#### Exercise
Set down the full listing exactly as given. Any pictures are to be left out.

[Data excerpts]
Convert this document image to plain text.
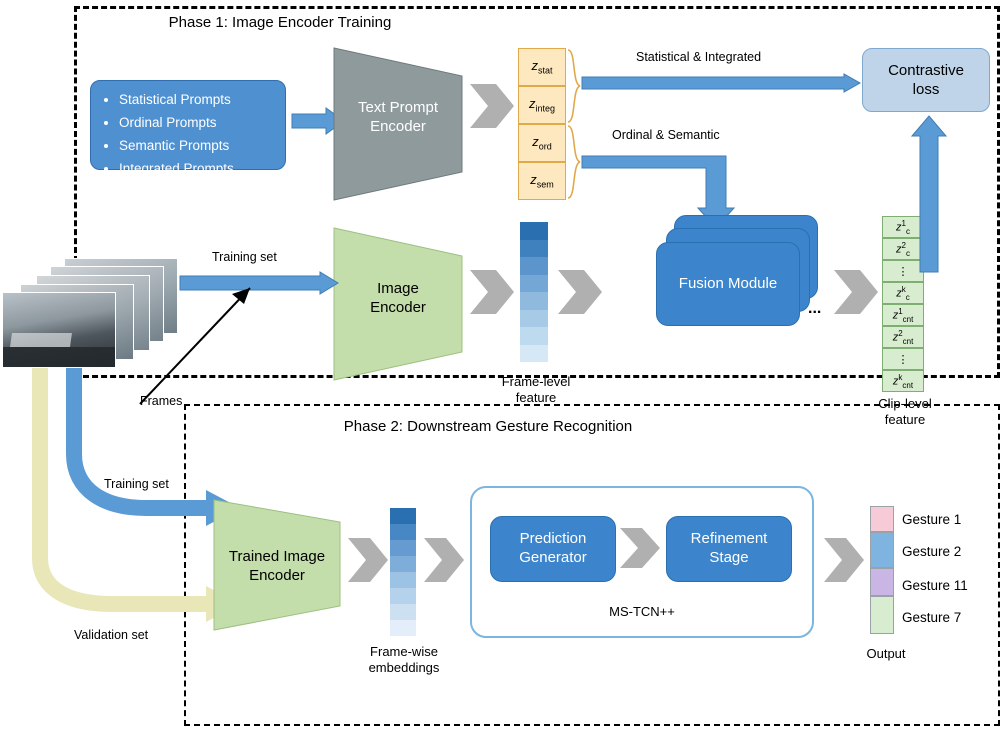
Phase 1: Image Encoder Training
• Statistical Prompts
• Ordinal Prompts
• Semantic Prompts
• Integrated Prompts
Text Prompt
Encoder
$z_{stat}$
$z_{integ}$
$z_{ord}$
$z_{sem}$
Statistical & Integrated
Ordinal & Semantic
Contrastive
loss
Image
Encoder
Training set
Frame-level
feature
Fusion Module
...
$z^1_c$
$z^2_c$
⋮
$z^k_c$
$z^1_{cnt}$
$z^2_{cnt}$
⋮
$z^k_{cnt}$
Clip-level
feature
Frames
Phase 2: Downstream Gesture Recognition
Training set
Validation set
Trained Image
Encoder
Frame-wise
embeddings
Prediction
Generator
Refinement
Stage
MS-TCN++
Gesture 1
Gesture 2
Gesture 11
Gesture 7
Output
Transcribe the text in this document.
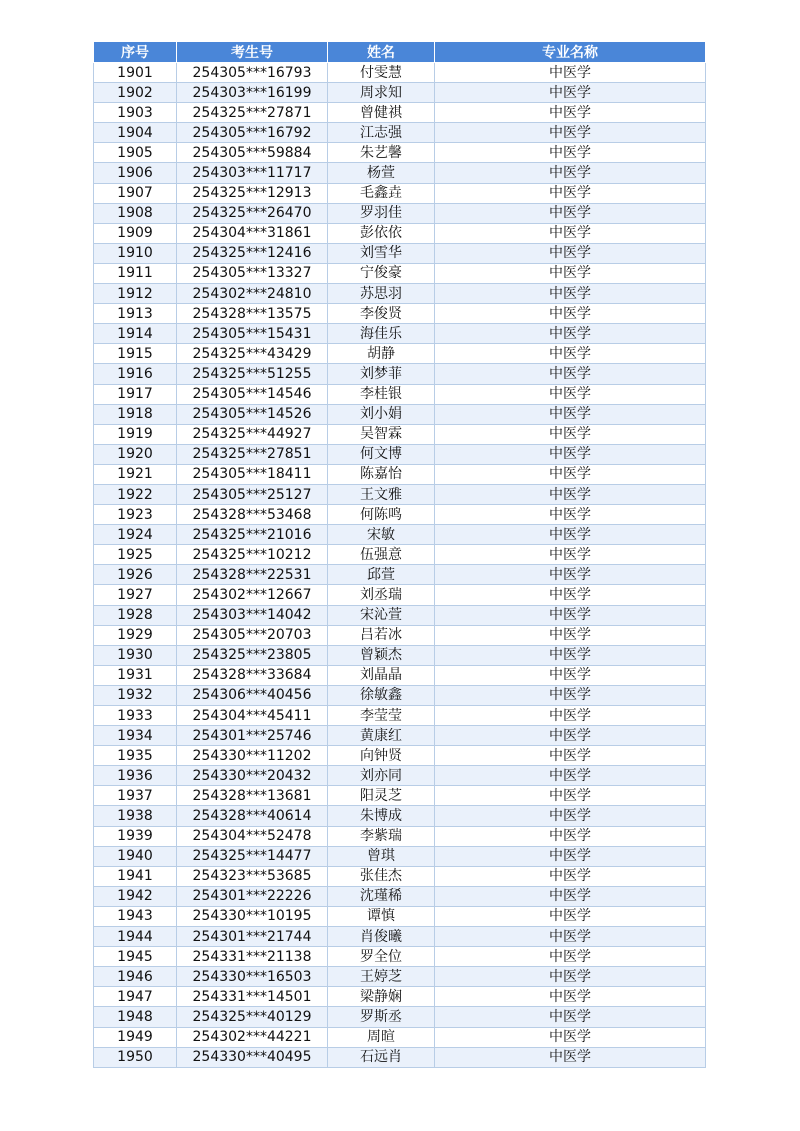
序号	考生号	姓名	专业名称
1901	254305***16793	付雯慧	中医学
1902	254303***16199	周求知	中医学
1903	254325***27871	曾健祺	中医学
1904	254305***16792	江志强	中医学
1905	254305***59884	朱艺馨	中医学
1906	254303***11717	杨萱	中医学
1907	254325***12913	毛鑫垚	中医学
1908	254325***26470	罗羽佳	中医学
1909	254304***31861	彭依依	中医学
1910	254325***12416	刘雪华	中医学
1911	254305***13327	宁俊豪	中医学
1912	254302***24810	苏思羽	中医学
1913	254328***13575	李俊贤	中医学
1914	254305***15431	海佳乐	中医学
1915	254325***43429	胡静	中医学
1916	254325***51255	刘梦菲	中医学
1917	254305***14546	李桂银	中医学
1918	254305***14526	刘小娟	中医学
1919	254325***44927	吴智霖	中医学
1920	254325***27851	何文博	中医学
1921	254305***18411	陈嘉怡	中医学
1922	254305***25127	王文雅	中医学
1923	254328***53468	何陈鸣	中医学
1924	254325***21016	宋敏	中医学
1925	254325***10212	伍强意	中医学
1926	254328***22531	邱萱	中医学
1927	254302***12667	刘丞瑞	中医学
1928	254303***14042	宋沁萱	中医学
1929	254305***20703	吕若冰	中医学
1930	254325***23805	曾颖杰	中医学
1931	254328***33684	刘晶晶	中医学
1932	254306***40456	徐敏鑫	中医学
1933	254304***45411	李莹莹	中医学
1934	254301***25746	黄康红	中医学
1935	254330***11202	向钟贤	中医学
1936	254330***20432	刘亦同	中医学
1937	254328***13681	阳灵芝	中医学
1938	254328***40614	朱博成	中医学
1939	254304***52478	李紫瑞	中医学
1940	254325***14477	曾琪	中医学
1941	254323***53685	张佳杰	中医学
1942	254301***22226	沈瑾稀	中医学
1943	254330***10195	谭慎	中医学
1944	254301***21744	肖俊曦	中医学
1945	254331***21138	罗全位	中医学
1946	254330***16503	王婷芝	中医学
1947	254331***14501	梁静娴	中医学
1948	254325***40129	罗斯丞	中医学
1949	254302***44221	周暄	中医学
1950	254330***40495	石远肖	中医学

#### Task solution
Convert this document image to plain text.
Phase 1: Image Encoder Training
• Statistical Prompts
• Ordinal Prompts
• Semantic Prompts
• Integrated Prompts
Text Prompt
Encoder
$z_{stat}$
$z_{integ}$
$z_{ord}$
$z_{sem}$
Statistical & Integrated
Ordinal & Semantic
Contrastive
loss
Image
Encoder
Training set
Frame-level
feature
Fusion Module
...
$z^1_c$
$z^2_c$
⋮
$z^k_c$
$z^1_{cnt}$
$z^2_{cnt}$
⋮
$z^k_{cnt}$
Clip-level
feature
Frames
Phase 2: Downstream Gesture Recognition
Training set
Validation set
Trained Image
Encoder
Frame-wise
embeddings
Prediction
Generator
Refinement
Stage
MS-TCN++
Gesture 1
Gesture 2
Gesture 11
Gesture 7
Output
Transcribe the text in this document.
序号	考生号	姓名	专业名称
1901	254305***16793	付雯慧	中医学
1902	254303***16199	周求知	中医学
1903	254325***27871	曾健祺	中医学
1904	254305***16792	江志强	中医学
1905	254305***59884	朱艺馨	中医学
1906	254303***11717	杨萱	中医学
1907	254325***12913	毛鑫垚	中医学
1908	254325***26470	罗羽佳	中医学
1909	254304***31861	彭依依	中医学
1910	254325***12416	刘雪华	中医学
1911	254305***13327	宁俊豪	中医学
1912	254302***24810	苏思羽	中医学
1913	254328***13575	李俊贤	中医学
1914	254305***15431	海佳乐	中医学
1915	254325***43429	胡静	中医学
1916	254325***51255	刘梦菲	中医学
1917	254305***14546	李桂银	中医学
1918	254305***14526	刘小娟	中医学
1919	254325***44927	吴智霖	中医学
1920	254325***27851	何文博	中医学
1921	254305***18411	陈嘉怡	中医学
1922	254305***25127	王文雅	中医学
1923	254328***53468	何陈鸣	中医学
1924	254325***21016	宋敏	中医学
1925	254325***10212	伍强意	中医学
1926	254328***22531	邱萱	中医学
1927	254302***12667	刘丞瑞	中医学
1928	254303***14042	宋沁萱	中医学
1929	254305***20703	吕若冰	中医学
1930	254325***23805	曾颖杰	中医学
1931	254328***33684	刘晶晶	中医学
1932	254306***40456	徐敏鑫	中医学
1933	254304***45411	李莹莹	中医学
1934	254301***25746	黄康红	中医学
1935	254330***11202	向钟贤	中医学
1936	254330***20432	刘亦同	中医学
1937	254328***13681	阳灵芝	中医学
1938	254328***40614	朱博成	中医学
1939	254304***52478	李紫瑞	中医学
1940	254325***14477	曾琪	中医学
1941	254323***53685	张佳杰	中医学
1942	254301***22226	沈瑾稀	中医学
1943	254330***10195	谭慎	中医学
1944	254301***21744	肖俊曦	中医学
1945	254331***21138	罗全位	中医学
1946	254330***16503	王婷芝	中医学
1947	254331***14501	梁静娴	中医学
1948	254325***40129	罗斯丞	中医学
1949	254302***44221	周暄	中医学
1950	254330***40495	石远肖	中医学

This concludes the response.